---------- Data excerpts ----------

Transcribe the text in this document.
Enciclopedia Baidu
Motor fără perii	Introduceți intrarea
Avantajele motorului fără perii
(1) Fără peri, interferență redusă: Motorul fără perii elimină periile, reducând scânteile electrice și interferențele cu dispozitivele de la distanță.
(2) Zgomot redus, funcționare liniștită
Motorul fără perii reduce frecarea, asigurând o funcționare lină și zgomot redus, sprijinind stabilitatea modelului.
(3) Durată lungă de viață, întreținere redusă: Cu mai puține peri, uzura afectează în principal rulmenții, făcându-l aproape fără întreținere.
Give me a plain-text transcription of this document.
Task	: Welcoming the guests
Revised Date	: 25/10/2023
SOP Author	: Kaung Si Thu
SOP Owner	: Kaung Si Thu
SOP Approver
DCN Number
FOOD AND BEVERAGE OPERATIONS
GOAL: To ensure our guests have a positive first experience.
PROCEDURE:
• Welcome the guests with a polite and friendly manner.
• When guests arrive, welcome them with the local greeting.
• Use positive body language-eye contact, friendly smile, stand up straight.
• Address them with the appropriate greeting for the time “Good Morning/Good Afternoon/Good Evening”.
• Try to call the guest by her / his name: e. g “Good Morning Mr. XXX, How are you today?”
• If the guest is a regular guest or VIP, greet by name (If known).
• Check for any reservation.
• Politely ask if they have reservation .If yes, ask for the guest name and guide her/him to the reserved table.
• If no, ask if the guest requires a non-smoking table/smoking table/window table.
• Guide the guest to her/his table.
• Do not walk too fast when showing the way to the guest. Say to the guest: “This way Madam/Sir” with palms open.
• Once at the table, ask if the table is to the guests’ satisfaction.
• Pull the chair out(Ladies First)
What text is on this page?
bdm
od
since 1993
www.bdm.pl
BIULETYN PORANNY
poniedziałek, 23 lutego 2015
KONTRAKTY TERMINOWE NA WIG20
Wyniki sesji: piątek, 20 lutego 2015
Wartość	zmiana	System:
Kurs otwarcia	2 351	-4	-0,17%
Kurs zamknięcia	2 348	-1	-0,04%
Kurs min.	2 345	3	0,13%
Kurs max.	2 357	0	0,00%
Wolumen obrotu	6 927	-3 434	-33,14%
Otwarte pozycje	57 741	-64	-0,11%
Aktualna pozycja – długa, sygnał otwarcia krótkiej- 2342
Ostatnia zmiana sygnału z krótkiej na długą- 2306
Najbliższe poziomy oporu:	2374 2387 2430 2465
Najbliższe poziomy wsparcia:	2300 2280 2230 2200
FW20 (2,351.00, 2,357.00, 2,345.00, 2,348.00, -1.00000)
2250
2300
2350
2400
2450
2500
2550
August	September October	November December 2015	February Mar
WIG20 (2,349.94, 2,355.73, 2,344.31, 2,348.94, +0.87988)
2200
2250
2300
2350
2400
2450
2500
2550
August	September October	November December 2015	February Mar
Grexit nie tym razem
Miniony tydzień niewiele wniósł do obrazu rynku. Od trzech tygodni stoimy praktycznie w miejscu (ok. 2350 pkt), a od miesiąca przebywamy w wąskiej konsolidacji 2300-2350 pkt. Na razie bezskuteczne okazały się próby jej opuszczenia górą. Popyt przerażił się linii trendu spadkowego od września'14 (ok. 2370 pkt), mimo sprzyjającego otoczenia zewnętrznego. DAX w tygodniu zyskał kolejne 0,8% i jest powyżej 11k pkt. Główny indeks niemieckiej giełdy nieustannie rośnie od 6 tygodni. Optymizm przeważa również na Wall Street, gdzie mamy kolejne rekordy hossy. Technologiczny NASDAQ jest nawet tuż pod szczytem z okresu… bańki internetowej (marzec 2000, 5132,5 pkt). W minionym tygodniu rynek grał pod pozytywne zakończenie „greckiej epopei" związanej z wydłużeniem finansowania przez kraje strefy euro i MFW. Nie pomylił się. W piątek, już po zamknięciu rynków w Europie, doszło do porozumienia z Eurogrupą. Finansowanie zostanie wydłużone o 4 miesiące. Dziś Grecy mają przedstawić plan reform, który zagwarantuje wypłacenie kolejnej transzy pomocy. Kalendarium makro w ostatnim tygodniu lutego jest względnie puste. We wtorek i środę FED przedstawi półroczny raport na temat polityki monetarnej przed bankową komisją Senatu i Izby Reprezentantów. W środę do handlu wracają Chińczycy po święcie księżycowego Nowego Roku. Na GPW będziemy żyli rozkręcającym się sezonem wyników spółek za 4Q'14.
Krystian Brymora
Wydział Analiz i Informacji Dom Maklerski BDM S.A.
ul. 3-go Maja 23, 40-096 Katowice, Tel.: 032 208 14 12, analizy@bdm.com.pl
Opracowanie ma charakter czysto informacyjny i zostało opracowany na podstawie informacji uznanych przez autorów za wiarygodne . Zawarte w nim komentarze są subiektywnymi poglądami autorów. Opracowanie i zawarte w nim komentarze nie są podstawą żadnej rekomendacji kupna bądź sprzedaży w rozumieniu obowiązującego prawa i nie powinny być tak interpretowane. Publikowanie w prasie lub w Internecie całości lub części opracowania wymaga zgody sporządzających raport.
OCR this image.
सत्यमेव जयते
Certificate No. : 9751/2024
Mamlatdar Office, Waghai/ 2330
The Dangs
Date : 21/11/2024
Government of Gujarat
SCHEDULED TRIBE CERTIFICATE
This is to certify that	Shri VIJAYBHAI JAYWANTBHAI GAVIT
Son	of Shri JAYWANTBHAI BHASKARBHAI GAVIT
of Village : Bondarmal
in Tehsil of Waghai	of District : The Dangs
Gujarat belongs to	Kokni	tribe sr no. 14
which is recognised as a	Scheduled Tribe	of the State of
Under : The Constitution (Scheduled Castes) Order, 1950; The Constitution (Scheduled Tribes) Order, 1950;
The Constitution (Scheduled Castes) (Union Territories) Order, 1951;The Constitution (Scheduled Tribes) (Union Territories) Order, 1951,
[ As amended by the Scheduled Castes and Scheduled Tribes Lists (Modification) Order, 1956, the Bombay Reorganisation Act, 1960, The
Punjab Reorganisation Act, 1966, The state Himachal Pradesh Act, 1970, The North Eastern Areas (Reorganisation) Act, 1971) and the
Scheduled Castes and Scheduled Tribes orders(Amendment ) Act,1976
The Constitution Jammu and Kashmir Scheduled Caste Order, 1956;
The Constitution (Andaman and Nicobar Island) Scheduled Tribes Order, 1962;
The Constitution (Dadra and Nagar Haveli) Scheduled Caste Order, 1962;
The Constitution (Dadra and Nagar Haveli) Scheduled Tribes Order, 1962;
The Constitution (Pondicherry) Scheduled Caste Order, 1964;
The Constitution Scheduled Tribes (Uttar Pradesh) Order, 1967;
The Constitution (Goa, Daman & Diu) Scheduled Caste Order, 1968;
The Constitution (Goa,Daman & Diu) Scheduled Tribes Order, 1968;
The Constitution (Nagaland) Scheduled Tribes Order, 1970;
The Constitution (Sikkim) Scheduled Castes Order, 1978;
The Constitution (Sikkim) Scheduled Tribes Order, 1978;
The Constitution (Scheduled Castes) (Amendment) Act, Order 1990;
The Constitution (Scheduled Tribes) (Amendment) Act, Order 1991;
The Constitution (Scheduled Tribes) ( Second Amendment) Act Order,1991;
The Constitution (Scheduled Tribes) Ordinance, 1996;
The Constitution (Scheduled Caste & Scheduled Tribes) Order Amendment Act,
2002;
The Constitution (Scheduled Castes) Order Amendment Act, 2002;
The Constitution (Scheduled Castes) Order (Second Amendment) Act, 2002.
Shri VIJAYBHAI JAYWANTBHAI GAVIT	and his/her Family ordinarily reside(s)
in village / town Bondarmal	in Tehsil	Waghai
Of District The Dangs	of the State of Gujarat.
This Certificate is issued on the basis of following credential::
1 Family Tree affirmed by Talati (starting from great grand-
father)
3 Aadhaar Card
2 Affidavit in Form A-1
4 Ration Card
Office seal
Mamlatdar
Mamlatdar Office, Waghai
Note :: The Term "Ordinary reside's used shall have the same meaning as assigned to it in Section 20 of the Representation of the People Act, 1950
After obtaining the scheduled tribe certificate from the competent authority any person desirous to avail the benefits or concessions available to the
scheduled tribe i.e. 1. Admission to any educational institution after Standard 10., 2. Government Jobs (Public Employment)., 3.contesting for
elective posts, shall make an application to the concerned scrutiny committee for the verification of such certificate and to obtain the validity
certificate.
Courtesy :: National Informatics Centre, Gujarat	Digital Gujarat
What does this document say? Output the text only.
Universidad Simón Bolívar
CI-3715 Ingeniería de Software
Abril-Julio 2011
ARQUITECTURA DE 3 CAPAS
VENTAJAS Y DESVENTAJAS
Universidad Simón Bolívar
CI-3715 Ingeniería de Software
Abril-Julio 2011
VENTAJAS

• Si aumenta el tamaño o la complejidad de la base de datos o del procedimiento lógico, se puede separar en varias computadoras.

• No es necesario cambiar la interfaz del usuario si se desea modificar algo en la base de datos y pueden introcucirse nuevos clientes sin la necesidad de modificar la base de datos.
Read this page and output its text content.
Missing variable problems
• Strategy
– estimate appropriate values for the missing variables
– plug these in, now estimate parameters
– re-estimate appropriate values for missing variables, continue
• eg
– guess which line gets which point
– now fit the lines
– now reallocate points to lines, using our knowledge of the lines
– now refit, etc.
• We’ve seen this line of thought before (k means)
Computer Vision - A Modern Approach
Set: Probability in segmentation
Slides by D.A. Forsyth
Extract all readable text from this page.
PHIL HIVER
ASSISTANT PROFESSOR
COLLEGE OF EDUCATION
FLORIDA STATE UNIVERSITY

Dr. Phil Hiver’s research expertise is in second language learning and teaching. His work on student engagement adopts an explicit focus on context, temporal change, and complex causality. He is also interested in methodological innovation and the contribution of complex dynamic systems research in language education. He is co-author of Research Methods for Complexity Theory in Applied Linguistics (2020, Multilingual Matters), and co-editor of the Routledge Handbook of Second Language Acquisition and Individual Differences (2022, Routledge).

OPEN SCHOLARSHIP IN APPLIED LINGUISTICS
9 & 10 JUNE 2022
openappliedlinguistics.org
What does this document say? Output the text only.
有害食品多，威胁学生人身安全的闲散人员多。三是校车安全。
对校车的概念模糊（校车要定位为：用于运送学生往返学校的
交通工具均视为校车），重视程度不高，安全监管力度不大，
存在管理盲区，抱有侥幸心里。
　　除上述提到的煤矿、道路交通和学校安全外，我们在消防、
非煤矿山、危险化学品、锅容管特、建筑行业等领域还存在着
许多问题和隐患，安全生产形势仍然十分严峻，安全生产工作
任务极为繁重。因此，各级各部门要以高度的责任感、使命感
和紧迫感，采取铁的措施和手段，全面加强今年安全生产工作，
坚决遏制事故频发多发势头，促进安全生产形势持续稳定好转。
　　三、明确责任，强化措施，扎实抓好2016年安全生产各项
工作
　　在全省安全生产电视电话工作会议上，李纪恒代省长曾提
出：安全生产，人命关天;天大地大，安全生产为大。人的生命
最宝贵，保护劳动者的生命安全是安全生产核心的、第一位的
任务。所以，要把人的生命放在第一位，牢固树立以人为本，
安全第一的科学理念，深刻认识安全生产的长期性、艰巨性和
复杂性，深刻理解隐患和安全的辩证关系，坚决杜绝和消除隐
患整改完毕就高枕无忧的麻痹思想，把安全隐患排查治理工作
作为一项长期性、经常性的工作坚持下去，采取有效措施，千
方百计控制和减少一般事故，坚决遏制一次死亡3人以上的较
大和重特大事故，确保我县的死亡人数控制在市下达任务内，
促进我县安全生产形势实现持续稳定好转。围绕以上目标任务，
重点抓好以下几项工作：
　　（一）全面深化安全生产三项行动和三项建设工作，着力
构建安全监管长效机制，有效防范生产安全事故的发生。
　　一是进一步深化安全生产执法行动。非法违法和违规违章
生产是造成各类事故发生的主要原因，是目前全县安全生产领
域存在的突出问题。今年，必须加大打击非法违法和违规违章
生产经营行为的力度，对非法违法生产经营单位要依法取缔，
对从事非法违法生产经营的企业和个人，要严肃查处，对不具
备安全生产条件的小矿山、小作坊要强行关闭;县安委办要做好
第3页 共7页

----------

_Exercise details:_ Count every line in the data that contains the word "which", then give that count and nothing else.

_Response to the exercise:_ 2